■ **The records**:
▼▼▼

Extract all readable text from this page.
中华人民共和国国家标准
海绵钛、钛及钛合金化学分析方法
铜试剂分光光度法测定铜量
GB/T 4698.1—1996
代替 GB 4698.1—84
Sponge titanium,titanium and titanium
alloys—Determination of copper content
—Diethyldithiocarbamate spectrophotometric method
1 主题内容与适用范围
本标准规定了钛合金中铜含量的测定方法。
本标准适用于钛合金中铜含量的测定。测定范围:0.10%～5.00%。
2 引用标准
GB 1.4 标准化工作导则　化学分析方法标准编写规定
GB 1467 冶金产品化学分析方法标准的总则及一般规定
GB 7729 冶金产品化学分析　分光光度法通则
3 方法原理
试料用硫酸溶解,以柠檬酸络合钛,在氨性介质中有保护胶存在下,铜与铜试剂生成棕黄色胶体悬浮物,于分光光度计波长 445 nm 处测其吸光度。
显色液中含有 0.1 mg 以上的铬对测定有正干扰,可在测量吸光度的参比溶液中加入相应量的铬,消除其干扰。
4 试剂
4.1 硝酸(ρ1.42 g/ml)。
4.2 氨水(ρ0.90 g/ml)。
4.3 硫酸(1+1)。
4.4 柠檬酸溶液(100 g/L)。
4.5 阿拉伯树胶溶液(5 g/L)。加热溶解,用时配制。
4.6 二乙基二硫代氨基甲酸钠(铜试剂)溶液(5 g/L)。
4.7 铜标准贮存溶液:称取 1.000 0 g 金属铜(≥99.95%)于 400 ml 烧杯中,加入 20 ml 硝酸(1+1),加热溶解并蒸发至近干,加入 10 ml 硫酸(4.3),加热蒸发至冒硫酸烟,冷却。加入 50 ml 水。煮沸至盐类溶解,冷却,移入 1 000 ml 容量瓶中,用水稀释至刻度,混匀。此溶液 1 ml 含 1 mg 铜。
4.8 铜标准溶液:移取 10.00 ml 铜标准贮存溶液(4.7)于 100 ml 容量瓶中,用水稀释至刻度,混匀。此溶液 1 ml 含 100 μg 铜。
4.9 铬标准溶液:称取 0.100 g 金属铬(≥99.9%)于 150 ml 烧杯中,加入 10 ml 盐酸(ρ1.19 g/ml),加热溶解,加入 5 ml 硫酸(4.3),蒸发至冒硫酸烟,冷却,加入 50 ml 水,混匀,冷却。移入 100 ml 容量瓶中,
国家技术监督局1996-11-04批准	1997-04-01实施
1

▲▲▲

■ **What is being asked**: Without leaving anything out, quote all the data.

■ **Worked answer**:
Extract all readable text from this page.
中华人民共和国国家标准
海绵钛、钛及钛合金化学分析方法
铜试剂分光光度法测定铜量
GB/T 4698.1—1996
代替 GB 4698.1—84
Sponge titanium,titanium and titanium
alloys—Determination of copper content
—Diethyldithiocarbamate spectrophotometric method
1 主题内容与适用范围
本标准规定了钛合金中铜含量的测定方法。
本标准适用于钛合金中铜含量的测定。测定范围:0.10%～5.00%。
2 引用标准
GB 1.4 标准化工作导则　化学分析方法标准编写规定
GB 1467 冶金产品化学分析方法标准的总则及一般规定
GB 7729 冶金产品化学分析　分光光度法通则
3 方法原理
试料用硫酸溶解,以柠檬酸络合钛,在氨性介质中有保护胶存在下,铜与铜试剂生成棕黄色胶体悬浮物,于分光光度计波长 445 nm 处测其吸光度。
显色液中含有 0.1 mg 以上的铬对测定有正干扰,可在测量吸光度的参比溶液中加入相应量的铬,消除其干扰。
4 试剂
4.1 硝酸(ρ1.42 g/ml)。
4.2 氨水(ρ0.90 g/ml)。
4.3 硫酸(1+1)。
4.4 柠檬酸溶液(100 g/L)。
4.5 阿拉伯树胶溶液(5 g/L)。加热溶解,用时配制。
4.6 二乙基二硫代氨基甲酸钠(铜试剂)溶液(5 g/L)。
4.7 铜标准贮存溶液:称取 1.000 0 g 金属铜(≥99.95%)于 400 ml 烧杯中,加入 20 ml 硝酸(1+1),加热溶解并蒸发至近干,加入 10 ml 硫酸(4.3),加热蒸发至冒硫酸烟,冷却。加入 50 ml 水。煮沸至盐类溶解,冷却,移入 1 000 ml 容量瓶中,用水稀释至刻度,混匀。此溶液 1 ml 含 1 mg 铜。
4.8 铜标准溶液:移取 10.00 ml 铜标准贮存溶液(4.7)于 100 ml 容量瓶中,用水稀释至刻度,混匀。此溶液 1 ml 含 100 μg 铜。
4.9 铬标准溶液:称取 0.100 g 金属铬(≥99.9%)于 150 ml 烧杯中,加入 10 ml 盐酸(ρ1.19 g/ml),加热溶解,加入 5 ml 硫酸(4.3),蒸发至冒硫酸烟,冷却,加入 50 ml 水,混匀,冷却。移入 100 ml 容量瓶中,
国家技术监督局1996-11-04批准	1997-04-01实施
1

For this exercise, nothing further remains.